------ PASSAGE SHOWN

A closer look at an NYU study on a mind altering drug revealed numerous violations so it was closed down.

The New York Times reports.

An N.Y.U. Study Gone Wrong, and a Top Researcher Dismissed

New York University’s medical school has quietly shut down eight studies at its prominent psychiatric research center and parted ways with a top researcher after discovering a series of violations in a study of an experimental, mind-altering drug.

A subsequent federal investigation found lax oversight of study participants, most of whom had serious mental issues. The Food and Drug Administration investigators also found that records had been falsified and researchers had failed to keep accurate case histories.

In one of the shuttered studies, people with a diagnosis of post-traumatic stress caused by childhood abuse took a relatively untested drug intended to mimic the effects of marijuana, to see if it relieved symptoms.

“I think their intent was good, and they were considerate to me,” said one of those subjects, Diane Ruffcorn, 40, of Seattle, who said she was sexually abused as a child. “But what concerned me, I was given this drug, and all these tests, and then it was goodbye, I was on my own. There was no follow-up.”

------------
------ THE DATA

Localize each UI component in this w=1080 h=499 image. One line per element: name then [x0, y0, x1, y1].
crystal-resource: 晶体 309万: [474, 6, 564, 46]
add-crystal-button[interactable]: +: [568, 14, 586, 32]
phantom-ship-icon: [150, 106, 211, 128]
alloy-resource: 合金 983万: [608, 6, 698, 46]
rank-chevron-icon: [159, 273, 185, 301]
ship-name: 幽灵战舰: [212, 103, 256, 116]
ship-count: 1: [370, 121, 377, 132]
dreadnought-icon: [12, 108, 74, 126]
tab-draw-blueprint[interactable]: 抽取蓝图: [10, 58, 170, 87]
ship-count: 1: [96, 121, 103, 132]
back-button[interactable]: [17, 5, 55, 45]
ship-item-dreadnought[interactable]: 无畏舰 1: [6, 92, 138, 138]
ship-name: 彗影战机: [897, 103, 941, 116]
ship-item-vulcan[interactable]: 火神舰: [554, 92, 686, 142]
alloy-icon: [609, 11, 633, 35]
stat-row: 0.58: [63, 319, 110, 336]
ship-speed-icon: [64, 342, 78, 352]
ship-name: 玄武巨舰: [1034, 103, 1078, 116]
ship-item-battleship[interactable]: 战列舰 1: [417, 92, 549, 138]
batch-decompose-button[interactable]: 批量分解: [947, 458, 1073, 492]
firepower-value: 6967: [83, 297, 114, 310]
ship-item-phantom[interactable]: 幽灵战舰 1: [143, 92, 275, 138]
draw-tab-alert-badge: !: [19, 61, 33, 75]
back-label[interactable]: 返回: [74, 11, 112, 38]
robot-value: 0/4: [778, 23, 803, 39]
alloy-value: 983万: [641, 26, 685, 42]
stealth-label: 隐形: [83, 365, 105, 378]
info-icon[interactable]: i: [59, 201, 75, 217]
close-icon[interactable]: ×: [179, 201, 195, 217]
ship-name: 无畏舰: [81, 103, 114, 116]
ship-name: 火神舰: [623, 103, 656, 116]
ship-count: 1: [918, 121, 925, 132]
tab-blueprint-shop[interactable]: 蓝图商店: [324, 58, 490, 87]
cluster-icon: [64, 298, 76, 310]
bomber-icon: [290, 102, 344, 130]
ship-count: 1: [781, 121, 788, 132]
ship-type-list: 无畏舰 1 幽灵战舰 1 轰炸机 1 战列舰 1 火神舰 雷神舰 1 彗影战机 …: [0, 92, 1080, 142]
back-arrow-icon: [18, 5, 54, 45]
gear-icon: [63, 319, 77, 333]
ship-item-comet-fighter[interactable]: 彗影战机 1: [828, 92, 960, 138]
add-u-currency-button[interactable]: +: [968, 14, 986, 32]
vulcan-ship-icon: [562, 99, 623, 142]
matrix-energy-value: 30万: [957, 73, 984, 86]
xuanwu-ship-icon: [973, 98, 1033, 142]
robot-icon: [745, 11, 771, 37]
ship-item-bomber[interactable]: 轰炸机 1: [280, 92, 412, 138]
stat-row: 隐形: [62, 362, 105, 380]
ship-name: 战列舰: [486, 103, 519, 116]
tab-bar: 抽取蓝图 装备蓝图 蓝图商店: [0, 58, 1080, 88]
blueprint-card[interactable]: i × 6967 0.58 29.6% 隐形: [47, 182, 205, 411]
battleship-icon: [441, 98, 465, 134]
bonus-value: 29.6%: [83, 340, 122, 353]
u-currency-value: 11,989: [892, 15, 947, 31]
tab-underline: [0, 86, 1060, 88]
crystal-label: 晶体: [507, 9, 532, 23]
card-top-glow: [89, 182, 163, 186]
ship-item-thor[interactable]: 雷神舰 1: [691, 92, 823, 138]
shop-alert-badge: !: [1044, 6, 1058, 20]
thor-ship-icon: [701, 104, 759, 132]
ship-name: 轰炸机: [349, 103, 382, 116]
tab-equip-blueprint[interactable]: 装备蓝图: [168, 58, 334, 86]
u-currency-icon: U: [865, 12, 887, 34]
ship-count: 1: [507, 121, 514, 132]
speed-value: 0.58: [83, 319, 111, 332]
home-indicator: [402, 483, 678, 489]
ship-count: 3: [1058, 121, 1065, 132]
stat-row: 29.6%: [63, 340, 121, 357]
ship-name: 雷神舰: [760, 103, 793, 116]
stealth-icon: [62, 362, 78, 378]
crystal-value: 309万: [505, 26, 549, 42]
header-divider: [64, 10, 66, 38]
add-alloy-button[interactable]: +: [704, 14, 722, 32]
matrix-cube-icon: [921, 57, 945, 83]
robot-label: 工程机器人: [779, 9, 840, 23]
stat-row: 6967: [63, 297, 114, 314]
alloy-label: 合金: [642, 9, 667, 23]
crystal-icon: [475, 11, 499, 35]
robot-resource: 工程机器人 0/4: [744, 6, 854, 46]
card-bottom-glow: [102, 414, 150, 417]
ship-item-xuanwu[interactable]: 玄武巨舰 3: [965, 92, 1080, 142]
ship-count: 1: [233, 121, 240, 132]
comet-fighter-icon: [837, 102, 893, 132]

------------

_INSTRUCTIONS_
(a) Decide whether each statement agrees with the N.Y.U. study article: (i) the medical school shut down eight studies at its psychiatric research center; (ii) investigators found that records had been falsified; (iii) Diane Ruffcorn lives in Boston. For each, answer yes or no and quote the words of the article that settle it.
(b) In the N.Y.U. study article, what was the relatively untested drug intended to mimic?
(c) Please write the next part of the N.Y.U. study article, picking up after its final sentence.
The records are separate material and have no connection to the N.Y.U. study article.

_ANSWERS BY TASK_
(a)
(i) Yes: "shut down eight studies at its prominent psychiatric research center"
(ii) Yes: "investigators also found that records had been falsified"
(iii) No: "Diane Ruffcorn, 40, of Seattle"

(b) The effects of marijuana.

(c)
It’s a critical time for two important but still controversial areas of psychiatry: the search for a blood test or other biological sign of post-traumatic stress disorder, which has so far come up empty, and the use of recreational drugs like ecstasy and marijuana to treat it.

At least one trial of marijuana, and one using ecstasy, are in the works for traumatized veterans, and some psychiatrists and many patients see this work as having enormous promise to reshape and improve treatment for trauma. But obtaining approval to use the drugs in experiments is still politically sensitive. Doctors who have done studies with these drugs say that their uncertain effects on traumatic memory make close supervision during treatment essential.